_EXCERPT PROVIDED_
**********
To authenticate requests use the header Authorization
. The JWT token can be computed using the script jwt_util.py
. This is an example:
export JWT_SECRET=<your-secure-secret>
export AUTHORIZATION="Bearer $(python scripts/jwt_util.py --secret ${JWT_SECRET?ERROR env var JWT_SECRET must be set} encode '{"team_id": "tenstorrent", "token_id":"debug-test"}')"
These demos show direct usage of the model implementation.
Run container overriding the entrypoint CMD
with an interactive bash shell:
cd tt-inference-server
# Ensure that if you have already set up the model weights and cache, you are using the correct persistent volume.
export MODEL_VOLUME=$PWD/persistent_volume/volume_id_tt-metal-llama3.1-70bv0.0.1
docker run \
--rm \
-it \
--env-file tt-metal-llama3-70b/.env \
--cap-add ALL \
--device /dev/tenstorrent:/dev/tenstorrent \
--volume /dev/hugepages-1G:/dev/hugepages-1G:rw \
--volume ${MODEL_VOLUME?ERROR env var MODEL_VOLUME must be set}:/home/user/cache_root:rw \
--shm-size 32G \
--publish 7000:7000 \
ghcr.io/tenstorrent/tt-inference-server/tt-metal-llama3-70b-src-base-inference:v0.0.1-tt-metal-v0.52.0-rc31-9d3be887987b bash
Within the container shell:
# run demo with pytest for llama3
cd /tt-metal
pytest -svv models/demos/t3000/llama2_70b/demo/demo_continuous_batching.py::test_LlamaModel_demo[wormhole_b0-True-short_context-greedy-tt-70b-T3000-80L-prefill_decode-chat_completion-llama3]
Tested starting condition is from a fresh installation of Ubuntu 20.04 with Tenstorrent system dependencies installed.
see Ubuntu apt guide: https://docs.docker.com/engine/install/ubuntu/#install-using-the-repository
Recommended to follow postinstall guide to allow $USER to run docker without sudo: https://docs.docker.com/engine/install/linux-postinstall/
- tt-smi: https://github.com/tenstorrent/tt-smi
- firmware: bundle 80.10.1.0 (https://github.com/tenstorrent/tt-firmware/blob/02b4b6ed49b6ea2fb9a8664e99d4fed25e443bd6/experiments/fw_pack-80.10.1.0.fwbundle)
- drivers: tt-kmd version 1.29 (https://github.com/tenstorrent/tt-kmd/tree/ttkmd-1.29)
**********
_PROBLEM REQUIREMENTS_
Please copy the excerpt from "To authenticate requests" to "the model implementation.", changing "header" to "HTTP header". The entries have no part in this work.
**********
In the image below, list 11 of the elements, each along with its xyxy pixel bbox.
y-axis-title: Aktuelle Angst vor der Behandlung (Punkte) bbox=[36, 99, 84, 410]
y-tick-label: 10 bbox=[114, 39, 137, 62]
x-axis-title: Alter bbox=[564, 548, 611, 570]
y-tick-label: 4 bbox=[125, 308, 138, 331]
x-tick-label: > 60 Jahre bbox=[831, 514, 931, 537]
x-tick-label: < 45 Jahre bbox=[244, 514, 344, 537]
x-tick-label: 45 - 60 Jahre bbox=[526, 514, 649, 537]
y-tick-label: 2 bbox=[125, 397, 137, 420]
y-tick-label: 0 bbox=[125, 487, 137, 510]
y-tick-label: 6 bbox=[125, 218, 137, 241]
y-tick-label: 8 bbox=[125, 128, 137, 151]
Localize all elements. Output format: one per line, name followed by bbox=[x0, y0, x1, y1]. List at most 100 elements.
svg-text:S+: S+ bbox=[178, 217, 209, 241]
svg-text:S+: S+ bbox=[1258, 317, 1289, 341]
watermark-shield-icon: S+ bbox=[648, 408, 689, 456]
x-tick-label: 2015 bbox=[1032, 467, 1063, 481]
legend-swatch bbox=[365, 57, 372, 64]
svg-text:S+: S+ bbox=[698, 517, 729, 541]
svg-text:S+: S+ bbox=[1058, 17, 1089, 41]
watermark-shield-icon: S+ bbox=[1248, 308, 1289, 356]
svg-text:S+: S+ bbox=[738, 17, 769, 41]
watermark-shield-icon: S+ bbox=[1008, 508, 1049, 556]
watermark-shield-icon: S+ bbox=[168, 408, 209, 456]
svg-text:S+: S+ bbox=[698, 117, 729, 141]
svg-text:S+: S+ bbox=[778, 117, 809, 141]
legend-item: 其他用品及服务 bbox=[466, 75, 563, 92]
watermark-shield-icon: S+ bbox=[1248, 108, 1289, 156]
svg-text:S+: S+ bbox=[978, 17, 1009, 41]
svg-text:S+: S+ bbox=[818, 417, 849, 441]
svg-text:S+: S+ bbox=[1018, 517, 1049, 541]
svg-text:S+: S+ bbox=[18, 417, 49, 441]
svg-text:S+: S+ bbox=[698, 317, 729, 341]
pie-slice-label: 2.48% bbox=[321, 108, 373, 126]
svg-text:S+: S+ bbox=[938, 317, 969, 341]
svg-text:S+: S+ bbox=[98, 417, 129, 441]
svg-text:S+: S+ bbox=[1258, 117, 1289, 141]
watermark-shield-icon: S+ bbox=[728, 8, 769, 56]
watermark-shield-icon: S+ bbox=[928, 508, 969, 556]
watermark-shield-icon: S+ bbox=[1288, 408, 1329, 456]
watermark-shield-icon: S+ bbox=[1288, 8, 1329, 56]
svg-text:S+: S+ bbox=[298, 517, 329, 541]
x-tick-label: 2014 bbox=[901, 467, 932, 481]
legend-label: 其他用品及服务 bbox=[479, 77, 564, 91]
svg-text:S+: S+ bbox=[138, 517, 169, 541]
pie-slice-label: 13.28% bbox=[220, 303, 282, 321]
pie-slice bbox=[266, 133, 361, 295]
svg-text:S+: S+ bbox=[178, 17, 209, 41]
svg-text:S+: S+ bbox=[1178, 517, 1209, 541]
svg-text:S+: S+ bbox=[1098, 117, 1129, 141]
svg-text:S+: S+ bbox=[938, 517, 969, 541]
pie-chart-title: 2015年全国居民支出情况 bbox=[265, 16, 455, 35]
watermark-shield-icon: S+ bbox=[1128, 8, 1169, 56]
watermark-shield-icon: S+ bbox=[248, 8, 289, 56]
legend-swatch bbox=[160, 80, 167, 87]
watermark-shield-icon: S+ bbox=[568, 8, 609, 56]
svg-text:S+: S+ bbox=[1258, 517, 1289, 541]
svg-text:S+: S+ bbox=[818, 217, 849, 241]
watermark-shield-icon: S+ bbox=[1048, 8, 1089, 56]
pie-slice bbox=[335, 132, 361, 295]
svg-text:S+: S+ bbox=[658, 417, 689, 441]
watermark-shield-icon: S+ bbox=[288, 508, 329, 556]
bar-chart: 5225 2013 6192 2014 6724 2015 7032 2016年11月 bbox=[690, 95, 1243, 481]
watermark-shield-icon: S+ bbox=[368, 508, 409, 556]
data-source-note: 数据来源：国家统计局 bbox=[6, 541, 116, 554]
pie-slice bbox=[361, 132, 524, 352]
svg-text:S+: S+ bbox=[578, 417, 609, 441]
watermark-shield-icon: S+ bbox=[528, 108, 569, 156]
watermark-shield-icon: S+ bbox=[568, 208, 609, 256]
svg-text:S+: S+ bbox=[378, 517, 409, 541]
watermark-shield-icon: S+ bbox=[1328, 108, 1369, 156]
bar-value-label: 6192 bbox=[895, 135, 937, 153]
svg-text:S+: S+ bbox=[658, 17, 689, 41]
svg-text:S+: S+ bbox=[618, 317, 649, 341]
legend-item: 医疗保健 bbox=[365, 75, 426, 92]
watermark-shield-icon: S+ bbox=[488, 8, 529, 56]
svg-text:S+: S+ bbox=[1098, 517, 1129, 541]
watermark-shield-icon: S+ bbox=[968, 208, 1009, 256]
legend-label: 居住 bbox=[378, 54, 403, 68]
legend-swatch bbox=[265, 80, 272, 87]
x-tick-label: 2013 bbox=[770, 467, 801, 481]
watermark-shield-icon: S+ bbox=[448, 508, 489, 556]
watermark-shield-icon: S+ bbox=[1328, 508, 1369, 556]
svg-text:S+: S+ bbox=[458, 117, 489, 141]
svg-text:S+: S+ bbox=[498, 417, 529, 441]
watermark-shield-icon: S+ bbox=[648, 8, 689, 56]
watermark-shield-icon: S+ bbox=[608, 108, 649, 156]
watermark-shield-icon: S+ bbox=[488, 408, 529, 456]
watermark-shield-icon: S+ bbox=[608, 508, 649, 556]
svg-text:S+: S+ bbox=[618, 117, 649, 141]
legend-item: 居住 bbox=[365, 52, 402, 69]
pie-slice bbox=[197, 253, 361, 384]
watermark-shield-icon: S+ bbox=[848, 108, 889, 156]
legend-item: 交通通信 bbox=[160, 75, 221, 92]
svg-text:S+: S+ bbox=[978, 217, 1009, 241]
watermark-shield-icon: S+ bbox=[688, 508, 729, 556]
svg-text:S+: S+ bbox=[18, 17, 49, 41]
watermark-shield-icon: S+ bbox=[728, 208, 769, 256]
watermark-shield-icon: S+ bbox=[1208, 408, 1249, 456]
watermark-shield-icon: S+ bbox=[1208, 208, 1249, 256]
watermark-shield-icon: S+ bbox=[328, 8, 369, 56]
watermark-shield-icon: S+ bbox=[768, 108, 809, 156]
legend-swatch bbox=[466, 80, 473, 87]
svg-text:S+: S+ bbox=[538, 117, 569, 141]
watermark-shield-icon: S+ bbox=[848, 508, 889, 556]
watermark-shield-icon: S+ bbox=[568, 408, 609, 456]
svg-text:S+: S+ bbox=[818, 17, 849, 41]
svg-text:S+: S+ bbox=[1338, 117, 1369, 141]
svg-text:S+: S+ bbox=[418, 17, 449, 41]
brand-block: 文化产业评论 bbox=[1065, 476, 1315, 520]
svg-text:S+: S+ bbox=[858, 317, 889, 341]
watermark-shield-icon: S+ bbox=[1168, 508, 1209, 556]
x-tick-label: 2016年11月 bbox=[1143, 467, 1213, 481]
**********
_RESULT BELOW_
To authenticate requests use the HTTP header Authorization
. The JWT token can be computed using the script jwt_util.py
. This is an example:
export JWT_SECRET=<your-secure-secret>
export AUTHORIZATION="Bearer $(python scripts/jwt_util.py --secret ${JWT_SECRET?ERROR env var JWT_SECRET must be set} encode '{"team_id": "tenstorrent", "token_id":"debug-test"}')"
These demos show direct usage of the model implementation.